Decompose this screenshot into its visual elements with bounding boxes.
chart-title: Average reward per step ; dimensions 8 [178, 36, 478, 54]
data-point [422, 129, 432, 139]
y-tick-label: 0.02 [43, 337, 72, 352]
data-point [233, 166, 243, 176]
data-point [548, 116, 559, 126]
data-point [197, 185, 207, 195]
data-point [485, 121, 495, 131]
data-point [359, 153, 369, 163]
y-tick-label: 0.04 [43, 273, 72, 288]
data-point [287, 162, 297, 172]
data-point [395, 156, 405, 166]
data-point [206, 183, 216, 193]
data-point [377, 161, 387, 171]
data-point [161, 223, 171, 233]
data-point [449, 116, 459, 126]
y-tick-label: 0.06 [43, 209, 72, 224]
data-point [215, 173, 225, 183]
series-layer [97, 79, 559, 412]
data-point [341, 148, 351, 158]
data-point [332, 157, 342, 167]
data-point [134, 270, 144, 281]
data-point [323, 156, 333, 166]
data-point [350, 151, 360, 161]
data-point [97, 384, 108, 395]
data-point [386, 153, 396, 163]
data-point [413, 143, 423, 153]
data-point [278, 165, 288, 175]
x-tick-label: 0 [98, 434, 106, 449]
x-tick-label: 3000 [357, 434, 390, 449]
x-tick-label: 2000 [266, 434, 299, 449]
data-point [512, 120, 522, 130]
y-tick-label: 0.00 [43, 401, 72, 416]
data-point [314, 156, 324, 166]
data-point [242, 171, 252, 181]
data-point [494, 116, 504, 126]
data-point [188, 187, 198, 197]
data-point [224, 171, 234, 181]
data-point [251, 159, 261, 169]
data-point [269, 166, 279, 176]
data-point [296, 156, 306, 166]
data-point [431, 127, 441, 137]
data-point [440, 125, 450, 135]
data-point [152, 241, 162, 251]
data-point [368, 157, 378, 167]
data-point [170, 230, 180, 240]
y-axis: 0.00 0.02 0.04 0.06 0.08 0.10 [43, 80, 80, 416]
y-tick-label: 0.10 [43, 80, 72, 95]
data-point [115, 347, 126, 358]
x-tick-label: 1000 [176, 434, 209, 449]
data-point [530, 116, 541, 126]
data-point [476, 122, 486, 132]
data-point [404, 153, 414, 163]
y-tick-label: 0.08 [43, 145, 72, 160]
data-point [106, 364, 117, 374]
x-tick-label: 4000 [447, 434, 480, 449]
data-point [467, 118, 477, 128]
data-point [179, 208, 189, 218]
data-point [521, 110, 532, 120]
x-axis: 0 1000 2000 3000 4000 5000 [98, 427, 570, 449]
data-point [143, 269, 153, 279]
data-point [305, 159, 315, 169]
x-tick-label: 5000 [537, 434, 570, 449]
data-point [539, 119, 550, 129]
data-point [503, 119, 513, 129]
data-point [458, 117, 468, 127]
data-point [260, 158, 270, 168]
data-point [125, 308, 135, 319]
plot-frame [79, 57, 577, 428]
***
Please pick out every line in the items above that contains the string "axis".

y-axis: 0.00 0.02 0.04 0.06 0.08 0.10 [43, 80, 80, 416]
x-axis: 0 1000 2000 3000 4000 5000 [98, 427, 570, 449]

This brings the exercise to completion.